## START INPUT MATERIAL
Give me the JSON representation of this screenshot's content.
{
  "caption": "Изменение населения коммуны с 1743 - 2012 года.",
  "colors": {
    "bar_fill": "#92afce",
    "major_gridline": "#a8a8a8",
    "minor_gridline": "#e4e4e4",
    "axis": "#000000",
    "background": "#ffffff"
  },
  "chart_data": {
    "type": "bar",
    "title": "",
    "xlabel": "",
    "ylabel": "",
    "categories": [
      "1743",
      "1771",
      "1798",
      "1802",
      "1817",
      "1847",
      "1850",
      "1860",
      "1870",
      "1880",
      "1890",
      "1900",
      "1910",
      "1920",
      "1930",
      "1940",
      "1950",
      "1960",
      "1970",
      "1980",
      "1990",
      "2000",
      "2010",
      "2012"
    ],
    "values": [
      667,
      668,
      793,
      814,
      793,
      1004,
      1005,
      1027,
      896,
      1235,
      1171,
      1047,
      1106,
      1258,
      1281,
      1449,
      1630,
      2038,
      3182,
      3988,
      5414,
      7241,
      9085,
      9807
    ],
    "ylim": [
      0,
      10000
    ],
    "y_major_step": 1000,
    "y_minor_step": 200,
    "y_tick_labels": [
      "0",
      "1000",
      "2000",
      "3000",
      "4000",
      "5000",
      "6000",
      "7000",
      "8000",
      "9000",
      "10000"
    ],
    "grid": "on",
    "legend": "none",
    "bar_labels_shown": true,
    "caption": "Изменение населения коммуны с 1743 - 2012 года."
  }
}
## END INPUT MATERIAL
▸ WHAT YOU NEED TO DO
Return all of the above records exactly, leaving no line out.

▸ THE ANSWER
Give me the JSON representation of this screenshot's content.
{
  "caption": "Изменение населения коммуны с 1743 - 2012 года.",
  "colors": {
    "bar_fill": "#92afce",
    "major_gridline": "#a8a8a8",
    "minor_gridline": "#e4e4e4",
    "axis": "#000000",
    "background": "#ffffff"
  },
  "chart_data": {
    "type": "bar",
    "title": "",
    "xlabel": "",
    "ylabel": "",
    "categories": [
      "1743",
      "1771",
      "1798",
      "1802",
      "1817",
      "1847",
      "1850",
      "1860",
      "1870",
      "1880",
      "1890",
      "1900",
      "1910",
      "1920",
      "1930",
      "1940",
      "1950",
      "1960",
      "1970",
      "1980",
      "1990",
      "2000",
      "2010",
      "2012"
    ],
    "values": [
      667,
      668,
      793,
      814,
      793,
      1004,
      1005,
      1027,
      896,
      1235,
      1171,
      1047,
      1106,
      1258,
      1281,
      1449,
      1630,
      2038,
      3182,
      3988,
      5414,
      7241,
      9085,
      9807
    ],
    "ylim": [
      0,
      10000
    ],
    "y_major_step": 1000,
    "y_minor_step": 200,
    "y_tick_labels": [
      "0",
      "1000",
      "2000",
      "3000",
      "4000",
      "5000",
      "6000",
      "7000",
      "8000",
      "9000",
      "10000"
    ],
    "grid": "on",
    "legend": "none",
    "bar_labels_shown": true,
    "caption": "Изменение населения коммуны с 1743 - 2012 года."
  }
}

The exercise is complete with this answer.